WHAT YOU NEED TO DO
Select the lines of the records containing the word "комн" and list them.

— BEGIN INPUT DATA —

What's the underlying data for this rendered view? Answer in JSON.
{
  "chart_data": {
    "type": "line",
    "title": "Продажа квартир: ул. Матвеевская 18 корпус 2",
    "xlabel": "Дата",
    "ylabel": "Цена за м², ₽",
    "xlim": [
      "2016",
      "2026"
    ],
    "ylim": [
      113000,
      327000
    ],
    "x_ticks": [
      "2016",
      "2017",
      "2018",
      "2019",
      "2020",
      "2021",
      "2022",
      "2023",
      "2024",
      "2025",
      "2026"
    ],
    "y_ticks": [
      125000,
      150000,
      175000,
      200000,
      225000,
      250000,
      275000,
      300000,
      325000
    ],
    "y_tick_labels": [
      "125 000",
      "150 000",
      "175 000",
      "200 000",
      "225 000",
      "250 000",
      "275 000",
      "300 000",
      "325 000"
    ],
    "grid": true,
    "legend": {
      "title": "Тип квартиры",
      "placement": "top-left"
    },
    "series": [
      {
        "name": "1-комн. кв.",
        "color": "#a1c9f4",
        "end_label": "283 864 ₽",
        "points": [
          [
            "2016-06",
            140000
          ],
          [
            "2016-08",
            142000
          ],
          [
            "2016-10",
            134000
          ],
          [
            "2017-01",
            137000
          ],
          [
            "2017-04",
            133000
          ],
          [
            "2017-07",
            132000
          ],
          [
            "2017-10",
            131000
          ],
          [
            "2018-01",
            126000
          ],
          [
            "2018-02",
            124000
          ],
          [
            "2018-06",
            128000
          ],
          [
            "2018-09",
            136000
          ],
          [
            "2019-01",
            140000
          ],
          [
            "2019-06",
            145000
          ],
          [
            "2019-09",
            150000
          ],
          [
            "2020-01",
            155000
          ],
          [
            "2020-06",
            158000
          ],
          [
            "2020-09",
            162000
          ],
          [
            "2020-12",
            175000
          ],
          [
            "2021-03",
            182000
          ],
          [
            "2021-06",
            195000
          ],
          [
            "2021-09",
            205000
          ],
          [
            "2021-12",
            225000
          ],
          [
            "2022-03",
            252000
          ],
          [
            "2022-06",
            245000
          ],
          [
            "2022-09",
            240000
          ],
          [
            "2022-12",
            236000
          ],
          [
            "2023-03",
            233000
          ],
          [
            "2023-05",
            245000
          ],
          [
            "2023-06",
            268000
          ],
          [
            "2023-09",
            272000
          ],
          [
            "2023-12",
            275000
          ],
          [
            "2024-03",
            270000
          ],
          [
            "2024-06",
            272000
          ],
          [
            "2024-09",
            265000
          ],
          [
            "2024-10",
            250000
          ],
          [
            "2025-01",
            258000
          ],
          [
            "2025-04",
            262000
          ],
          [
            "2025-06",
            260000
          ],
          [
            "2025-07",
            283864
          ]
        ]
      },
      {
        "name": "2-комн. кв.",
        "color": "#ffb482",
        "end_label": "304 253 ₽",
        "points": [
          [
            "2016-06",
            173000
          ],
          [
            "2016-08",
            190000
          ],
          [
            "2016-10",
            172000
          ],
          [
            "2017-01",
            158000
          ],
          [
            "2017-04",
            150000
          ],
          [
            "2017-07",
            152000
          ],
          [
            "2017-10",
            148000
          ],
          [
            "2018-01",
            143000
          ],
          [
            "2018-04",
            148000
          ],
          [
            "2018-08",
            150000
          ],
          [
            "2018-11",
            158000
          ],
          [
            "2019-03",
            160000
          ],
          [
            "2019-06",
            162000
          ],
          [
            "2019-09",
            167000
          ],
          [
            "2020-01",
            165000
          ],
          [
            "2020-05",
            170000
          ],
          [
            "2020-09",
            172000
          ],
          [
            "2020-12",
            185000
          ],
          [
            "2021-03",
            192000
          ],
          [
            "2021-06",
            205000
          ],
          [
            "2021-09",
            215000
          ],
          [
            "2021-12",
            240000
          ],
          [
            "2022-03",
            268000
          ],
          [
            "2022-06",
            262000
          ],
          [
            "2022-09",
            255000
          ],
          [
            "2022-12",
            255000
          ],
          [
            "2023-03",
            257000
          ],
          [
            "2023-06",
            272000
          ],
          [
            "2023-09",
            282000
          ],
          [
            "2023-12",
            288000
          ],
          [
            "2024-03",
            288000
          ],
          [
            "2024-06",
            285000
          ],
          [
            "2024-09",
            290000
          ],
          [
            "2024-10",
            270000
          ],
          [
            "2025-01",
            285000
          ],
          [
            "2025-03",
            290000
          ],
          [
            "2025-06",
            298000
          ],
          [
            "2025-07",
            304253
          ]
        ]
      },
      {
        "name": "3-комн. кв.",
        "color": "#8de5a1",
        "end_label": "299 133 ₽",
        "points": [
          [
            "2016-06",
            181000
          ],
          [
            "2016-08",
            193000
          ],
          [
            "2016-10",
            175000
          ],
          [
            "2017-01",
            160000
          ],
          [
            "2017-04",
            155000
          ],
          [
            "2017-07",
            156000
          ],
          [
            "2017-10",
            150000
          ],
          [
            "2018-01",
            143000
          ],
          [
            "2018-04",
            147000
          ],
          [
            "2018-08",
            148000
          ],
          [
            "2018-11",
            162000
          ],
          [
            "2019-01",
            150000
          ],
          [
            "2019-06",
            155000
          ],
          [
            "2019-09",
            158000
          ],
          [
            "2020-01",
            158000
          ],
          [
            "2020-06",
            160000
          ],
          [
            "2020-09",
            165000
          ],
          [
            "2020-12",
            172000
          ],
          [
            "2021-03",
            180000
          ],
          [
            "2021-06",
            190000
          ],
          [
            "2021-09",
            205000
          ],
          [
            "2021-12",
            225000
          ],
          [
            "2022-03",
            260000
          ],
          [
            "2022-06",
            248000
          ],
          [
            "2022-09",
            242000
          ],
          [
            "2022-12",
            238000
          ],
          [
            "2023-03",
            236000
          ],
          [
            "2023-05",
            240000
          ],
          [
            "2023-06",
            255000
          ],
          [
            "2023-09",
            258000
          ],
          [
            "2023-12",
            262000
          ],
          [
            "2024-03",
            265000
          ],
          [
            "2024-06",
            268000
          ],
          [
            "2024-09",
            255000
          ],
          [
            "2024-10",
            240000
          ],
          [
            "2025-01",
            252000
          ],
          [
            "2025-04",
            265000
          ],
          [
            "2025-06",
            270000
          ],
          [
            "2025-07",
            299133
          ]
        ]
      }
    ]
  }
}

— END INPUT DATA —

CORRECT RESULT
        "name": "1-комн. кв.",
        "name": "2-комн. кв.",
        "name": "3-комн. кв.",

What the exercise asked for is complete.